### GIVEN PASSAGE
________

» Code examples / Generative Deep Learning / DCGAN to generate face images

DCGAN to generate face images

Author: fchollet
Date created: 2019/04/29
Last modified: 2021/01/01
Description: A simple DCGAN trained using fit() by overriding train_step on CelebA images.

View in Colab GitHub source


Setup

import tensorflow as tf
from tensorflow import keras
from tensorflow.keras import layers
import numpy as np
import matplotlib.pyplot as plt
import os
import gdown
from zipfile import ZipFile

Prepare CelebA data

We'll use face images from the CelebA dataset, resized to 64x64.

os.makedirs("celeba_gan")

url = "https://drive.google.com/uc?id=1O7m1010EJjLE5QxLZiM9Fpjs7Oj6e684"
output = "celeba_gan/data.zip"
gdown.download(url, output, quiet=True)

with ZipFile("celeba_gan/data.zip", "r") as zipobj:
    zipobj.extractall("celeba_gan")

Create a dataset from our folder, and rescale the images to the [0-1] range:

dataset = keras.preprocessing.image_dataset_from_directory(
    "celeba_gan", label_mode=None, image_size=(64, 64), batch_size=32
)
dataset = dataset.map(lambda x: x / 255.0)
Found 202599 files belonging to 1 classes.

Let's display a sample image:

for x in dataset:
    plt.axis("off")
    plt.imshow((x.numpy() * 255).astype("int32")[0])
    break

png


Create the discriminator

It maps a 64x64 image to a binary classification score.

________

### PROBLEM STATEMENT
Reproduce a section of the DCGAN tutorial word for word, starting at the words "gdown.download(url, output, quiet=True)" and stopping after "x: x / 255.0)". The records that follow come from a different source than the DCGAN tutorial.

### INFORMATION GIVEN
________

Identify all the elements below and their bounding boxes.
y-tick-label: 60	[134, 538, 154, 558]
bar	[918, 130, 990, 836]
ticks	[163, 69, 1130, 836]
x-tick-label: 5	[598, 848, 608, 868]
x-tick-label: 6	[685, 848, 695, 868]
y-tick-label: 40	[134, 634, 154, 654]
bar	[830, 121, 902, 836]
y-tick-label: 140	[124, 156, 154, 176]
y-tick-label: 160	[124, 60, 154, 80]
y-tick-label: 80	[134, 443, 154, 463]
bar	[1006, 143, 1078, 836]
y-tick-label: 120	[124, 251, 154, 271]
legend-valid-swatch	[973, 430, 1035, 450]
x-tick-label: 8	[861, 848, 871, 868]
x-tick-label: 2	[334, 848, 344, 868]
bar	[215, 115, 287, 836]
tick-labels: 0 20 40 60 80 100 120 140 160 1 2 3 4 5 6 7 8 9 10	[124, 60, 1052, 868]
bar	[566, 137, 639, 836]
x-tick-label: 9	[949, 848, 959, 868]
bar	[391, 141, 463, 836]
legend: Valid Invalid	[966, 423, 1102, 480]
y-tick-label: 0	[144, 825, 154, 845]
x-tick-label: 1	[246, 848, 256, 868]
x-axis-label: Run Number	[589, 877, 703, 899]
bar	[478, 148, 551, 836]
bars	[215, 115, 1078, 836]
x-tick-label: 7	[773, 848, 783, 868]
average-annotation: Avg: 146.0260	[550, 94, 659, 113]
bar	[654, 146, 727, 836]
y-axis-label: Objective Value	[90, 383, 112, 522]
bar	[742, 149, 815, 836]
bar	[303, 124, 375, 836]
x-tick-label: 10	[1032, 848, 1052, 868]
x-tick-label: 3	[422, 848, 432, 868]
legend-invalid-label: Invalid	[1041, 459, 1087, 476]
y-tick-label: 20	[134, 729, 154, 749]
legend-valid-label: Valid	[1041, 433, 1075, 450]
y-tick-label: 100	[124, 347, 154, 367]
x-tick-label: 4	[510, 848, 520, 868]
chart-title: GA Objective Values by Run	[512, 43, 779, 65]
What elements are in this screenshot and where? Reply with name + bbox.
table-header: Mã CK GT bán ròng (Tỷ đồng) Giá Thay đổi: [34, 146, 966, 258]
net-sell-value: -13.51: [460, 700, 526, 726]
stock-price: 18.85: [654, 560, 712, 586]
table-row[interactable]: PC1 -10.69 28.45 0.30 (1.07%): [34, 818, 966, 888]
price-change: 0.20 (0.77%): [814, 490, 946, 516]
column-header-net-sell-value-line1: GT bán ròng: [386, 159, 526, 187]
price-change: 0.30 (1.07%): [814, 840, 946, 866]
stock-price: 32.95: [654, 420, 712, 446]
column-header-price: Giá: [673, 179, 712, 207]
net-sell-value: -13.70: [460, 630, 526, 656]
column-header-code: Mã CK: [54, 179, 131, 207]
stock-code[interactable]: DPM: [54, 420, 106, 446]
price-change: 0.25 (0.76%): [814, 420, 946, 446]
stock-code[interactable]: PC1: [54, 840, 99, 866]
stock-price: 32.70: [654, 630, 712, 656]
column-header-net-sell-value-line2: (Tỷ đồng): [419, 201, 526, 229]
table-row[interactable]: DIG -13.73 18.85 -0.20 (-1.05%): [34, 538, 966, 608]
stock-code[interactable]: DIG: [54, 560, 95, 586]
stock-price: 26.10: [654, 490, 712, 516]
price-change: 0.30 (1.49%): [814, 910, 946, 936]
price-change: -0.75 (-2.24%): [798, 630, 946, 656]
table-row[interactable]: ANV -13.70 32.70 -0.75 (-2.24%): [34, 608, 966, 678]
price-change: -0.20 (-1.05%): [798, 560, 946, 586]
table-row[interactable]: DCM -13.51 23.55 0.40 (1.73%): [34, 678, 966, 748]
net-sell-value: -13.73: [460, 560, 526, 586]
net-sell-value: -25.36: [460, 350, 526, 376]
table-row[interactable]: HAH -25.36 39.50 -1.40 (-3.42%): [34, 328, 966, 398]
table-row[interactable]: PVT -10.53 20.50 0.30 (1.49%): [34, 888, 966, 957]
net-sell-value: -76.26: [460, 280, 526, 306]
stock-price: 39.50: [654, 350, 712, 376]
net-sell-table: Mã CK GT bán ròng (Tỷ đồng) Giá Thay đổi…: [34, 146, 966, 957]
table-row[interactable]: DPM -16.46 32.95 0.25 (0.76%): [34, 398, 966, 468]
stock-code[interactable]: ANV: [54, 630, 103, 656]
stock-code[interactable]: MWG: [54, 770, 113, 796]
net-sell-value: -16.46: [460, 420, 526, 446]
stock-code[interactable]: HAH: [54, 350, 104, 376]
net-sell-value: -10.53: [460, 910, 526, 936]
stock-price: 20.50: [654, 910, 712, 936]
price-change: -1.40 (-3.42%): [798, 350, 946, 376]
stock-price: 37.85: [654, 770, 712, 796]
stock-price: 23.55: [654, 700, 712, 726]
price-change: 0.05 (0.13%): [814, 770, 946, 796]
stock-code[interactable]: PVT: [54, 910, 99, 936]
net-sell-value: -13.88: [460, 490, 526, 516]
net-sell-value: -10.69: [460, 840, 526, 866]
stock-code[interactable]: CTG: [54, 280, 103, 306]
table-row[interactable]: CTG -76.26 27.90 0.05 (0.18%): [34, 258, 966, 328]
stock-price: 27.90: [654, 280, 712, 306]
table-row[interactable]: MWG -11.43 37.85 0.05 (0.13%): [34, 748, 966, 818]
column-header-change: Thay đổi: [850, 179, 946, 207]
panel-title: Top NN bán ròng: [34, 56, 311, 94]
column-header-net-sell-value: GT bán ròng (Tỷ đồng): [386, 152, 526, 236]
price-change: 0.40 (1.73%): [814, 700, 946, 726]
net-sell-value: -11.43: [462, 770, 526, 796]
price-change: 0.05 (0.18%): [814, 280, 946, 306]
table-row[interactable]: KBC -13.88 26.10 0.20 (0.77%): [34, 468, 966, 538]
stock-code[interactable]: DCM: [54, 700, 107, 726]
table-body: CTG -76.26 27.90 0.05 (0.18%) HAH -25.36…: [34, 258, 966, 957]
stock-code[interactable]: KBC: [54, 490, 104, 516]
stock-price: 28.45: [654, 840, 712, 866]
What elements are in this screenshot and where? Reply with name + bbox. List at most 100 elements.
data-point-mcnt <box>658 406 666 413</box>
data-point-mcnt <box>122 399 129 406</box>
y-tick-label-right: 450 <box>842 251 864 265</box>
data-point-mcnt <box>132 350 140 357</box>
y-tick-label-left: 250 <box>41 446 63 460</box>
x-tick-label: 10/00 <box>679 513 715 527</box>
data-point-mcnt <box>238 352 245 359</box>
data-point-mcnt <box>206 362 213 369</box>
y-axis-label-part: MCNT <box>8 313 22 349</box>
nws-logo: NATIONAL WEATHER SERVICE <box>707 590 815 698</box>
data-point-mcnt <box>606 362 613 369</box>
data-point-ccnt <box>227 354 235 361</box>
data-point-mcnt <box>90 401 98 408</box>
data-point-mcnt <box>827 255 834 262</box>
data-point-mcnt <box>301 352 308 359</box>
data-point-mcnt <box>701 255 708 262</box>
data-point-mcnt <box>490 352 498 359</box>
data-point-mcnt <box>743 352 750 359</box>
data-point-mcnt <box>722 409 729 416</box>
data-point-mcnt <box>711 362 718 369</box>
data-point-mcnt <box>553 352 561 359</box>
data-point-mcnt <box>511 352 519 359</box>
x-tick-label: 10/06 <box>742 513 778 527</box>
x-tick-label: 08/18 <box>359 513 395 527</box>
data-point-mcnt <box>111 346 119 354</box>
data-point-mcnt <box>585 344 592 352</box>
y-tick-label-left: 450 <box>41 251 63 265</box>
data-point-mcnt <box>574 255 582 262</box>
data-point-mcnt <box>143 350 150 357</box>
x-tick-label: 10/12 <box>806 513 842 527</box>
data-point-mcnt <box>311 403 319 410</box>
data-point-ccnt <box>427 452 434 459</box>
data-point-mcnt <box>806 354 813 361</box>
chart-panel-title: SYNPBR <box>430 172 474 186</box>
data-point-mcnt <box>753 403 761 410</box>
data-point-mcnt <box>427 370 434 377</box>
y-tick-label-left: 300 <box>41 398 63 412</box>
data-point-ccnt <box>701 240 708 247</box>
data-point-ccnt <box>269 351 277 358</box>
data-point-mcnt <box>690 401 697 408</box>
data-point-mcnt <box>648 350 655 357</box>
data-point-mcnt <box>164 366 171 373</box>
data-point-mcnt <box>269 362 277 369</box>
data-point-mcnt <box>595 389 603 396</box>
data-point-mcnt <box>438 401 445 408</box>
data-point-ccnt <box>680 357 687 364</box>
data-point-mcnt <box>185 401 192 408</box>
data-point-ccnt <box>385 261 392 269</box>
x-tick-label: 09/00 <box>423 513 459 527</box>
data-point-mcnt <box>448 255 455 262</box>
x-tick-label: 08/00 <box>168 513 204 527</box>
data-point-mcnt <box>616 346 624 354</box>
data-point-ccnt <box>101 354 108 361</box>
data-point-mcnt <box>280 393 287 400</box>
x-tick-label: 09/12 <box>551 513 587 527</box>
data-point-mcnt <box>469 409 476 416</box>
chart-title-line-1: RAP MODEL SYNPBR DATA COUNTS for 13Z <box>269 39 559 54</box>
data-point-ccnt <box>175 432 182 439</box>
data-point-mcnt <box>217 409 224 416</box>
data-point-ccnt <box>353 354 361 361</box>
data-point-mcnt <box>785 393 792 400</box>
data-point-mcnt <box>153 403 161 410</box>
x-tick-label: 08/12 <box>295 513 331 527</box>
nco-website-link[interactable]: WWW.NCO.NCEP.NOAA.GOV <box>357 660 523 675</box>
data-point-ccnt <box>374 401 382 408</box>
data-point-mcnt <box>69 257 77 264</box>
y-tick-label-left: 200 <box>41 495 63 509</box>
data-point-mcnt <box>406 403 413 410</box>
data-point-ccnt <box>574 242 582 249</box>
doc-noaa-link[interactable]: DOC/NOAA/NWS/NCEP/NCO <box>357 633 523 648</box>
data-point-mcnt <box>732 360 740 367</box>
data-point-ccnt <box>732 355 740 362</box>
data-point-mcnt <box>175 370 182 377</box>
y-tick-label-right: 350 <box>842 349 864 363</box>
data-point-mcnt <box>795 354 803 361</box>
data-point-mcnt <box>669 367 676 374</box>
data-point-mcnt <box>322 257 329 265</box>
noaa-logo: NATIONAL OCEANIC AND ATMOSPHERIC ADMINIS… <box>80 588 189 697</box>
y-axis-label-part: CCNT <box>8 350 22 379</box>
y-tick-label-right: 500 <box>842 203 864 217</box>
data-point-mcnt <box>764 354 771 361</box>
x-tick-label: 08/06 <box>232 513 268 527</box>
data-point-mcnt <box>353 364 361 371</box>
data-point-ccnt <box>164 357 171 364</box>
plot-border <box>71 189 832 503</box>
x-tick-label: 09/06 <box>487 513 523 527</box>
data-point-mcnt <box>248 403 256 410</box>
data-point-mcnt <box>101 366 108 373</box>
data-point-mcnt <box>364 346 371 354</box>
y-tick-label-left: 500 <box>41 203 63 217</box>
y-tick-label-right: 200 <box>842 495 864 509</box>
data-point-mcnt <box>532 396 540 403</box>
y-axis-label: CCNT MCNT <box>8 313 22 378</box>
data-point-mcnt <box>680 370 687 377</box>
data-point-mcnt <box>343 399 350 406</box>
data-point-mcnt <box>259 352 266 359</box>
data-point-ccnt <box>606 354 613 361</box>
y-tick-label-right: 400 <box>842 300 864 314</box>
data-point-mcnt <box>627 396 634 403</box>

________

### ANSWER TO THIS EXERCISE
gdown.download(url, output, quiet=True)

with ZipFile("celeba_gan/data.zip", "r") as zipobj:
    zipobj.extractall("celeba_gan")

Create a dataset from our folder, and rescale the images to the [0-1] range:

dataset = keras.preprocessing.image_dataset_from_directory(
    "celeba_gan", label_mode=None, image_size=(64, 64), batch_size=32
)
dataset = dataset.map(lambda x: x / 255.0)